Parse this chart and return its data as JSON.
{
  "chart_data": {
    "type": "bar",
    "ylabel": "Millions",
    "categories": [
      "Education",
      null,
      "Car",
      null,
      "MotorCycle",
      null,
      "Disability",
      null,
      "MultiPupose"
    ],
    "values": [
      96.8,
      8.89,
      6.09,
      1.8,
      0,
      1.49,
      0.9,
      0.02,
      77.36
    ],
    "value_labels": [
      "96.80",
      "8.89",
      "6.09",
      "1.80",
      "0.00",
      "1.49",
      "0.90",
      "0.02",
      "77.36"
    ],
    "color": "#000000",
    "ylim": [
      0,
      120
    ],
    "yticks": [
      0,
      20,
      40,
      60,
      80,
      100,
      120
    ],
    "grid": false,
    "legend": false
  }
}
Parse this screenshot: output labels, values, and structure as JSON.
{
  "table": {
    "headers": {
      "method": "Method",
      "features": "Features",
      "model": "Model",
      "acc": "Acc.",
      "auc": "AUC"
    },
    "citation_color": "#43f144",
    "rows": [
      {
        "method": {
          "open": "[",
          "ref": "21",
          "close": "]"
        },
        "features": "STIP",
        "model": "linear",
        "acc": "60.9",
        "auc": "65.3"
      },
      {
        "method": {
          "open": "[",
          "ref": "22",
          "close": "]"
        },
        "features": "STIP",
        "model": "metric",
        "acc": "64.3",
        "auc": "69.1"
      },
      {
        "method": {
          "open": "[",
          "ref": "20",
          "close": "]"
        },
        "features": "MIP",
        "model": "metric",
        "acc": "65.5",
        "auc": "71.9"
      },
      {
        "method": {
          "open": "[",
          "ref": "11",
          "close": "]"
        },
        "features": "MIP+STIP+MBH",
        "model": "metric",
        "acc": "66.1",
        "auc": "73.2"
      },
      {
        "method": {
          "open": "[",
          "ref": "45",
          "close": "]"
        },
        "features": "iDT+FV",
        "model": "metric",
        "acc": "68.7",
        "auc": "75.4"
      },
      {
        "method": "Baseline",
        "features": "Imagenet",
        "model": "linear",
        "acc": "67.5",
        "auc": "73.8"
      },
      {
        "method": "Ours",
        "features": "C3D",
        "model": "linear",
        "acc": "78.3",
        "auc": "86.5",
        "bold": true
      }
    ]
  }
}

▬▬▬

Lines holding the word "values" in the entries above are the ones to pull out. Copy them all.

▸ **RESULT BELOW**
    "values": [
Parse this screenshot: output labels, values, and structure as JSON.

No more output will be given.